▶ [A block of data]
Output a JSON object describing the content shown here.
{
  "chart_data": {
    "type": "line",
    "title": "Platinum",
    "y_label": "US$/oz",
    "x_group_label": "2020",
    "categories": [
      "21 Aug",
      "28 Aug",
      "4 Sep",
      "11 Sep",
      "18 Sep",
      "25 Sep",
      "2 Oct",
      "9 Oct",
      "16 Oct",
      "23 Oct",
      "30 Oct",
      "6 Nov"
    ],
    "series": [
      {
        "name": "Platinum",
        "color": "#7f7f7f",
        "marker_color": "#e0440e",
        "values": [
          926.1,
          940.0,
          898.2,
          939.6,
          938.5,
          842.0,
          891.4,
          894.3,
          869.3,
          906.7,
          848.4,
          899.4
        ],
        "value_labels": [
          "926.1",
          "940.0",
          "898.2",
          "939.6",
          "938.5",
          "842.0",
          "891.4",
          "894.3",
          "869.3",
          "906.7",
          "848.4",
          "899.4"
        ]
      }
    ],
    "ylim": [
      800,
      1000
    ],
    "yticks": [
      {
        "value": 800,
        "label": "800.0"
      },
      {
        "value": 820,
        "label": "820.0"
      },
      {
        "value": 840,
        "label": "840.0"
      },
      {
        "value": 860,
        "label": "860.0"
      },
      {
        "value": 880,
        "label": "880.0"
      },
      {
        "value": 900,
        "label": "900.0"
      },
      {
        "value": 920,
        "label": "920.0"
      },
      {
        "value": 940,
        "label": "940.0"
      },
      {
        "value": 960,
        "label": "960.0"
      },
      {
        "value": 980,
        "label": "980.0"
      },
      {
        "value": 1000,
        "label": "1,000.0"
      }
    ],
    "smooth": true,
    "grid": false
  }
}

▶ [Exercise objective] Extract the complete data, matching each line exactly.

▶ [Exercise result]
Output a JSON object describing the content shown here.
{
  "chart_data": {
    "type": "line",
    "title": "Platinum",
    "y_label": "US$/oz",
    "x_group_label": "2020",
    "categories": [
      "21 Aug",
      "28 Aug",
      "4 Sep",
      "11 Sep",
      "18 Sep",
      "25 Sep",
      "2 Oct",
      "9 Oct",
      "16 Oct",
      "23 Oct",
      "30 Oct",
      "6 Nov"
    ],
    "series": [
      {
        "name": "Platinum",
        "color": "#7f7f7f",
        "marker_color": "#e0440e",
        "values": [
          926.1,
          940.0,
          898.2,
          939.6,
          938.5,
          842.0,
          891.4,
          894.3,
          869.3,
          906.7,
          848.4,
          899.4
        ],
        "value_labels": [
          "926.1",
          "940.0",
          "898.2",
          "939.6",
          "938.5",
          "842.0",
          "891.4",
          "894.3",
          "869.3",
          "906.7",
          "848.4",
          "899.4"
        ]
      }
    ],
    "ylim": [
      800,
      1000
    ],
    "yticks": [
      {
        "value": 800,
        "label": "800.0"
      },
      {
        "value": 820,
        "label": "820.0"
      },
      {
        "value": 840,
        "label": "840.0"
      },
      {
        "value": 860,
        "label": "860.0"
      },
      {
        "value": 880,
        "label": "880.0"
      },
      {
        "value": 900,
        "label": "900.0"
      },
      {
        "value": 920,
        "label": "920.0"
      },
      {
        "value": 940,
        "label": "940.0"
      },
      {
        "value": 960,
        "label": "960.0"
      },
      {
        "value": 980,
        "label": "980.0"
      },
      {
        "value": 1000,
        "label": "1,000.0"
      }
    ],
    "smooth": true,
    "grid": false
  }
}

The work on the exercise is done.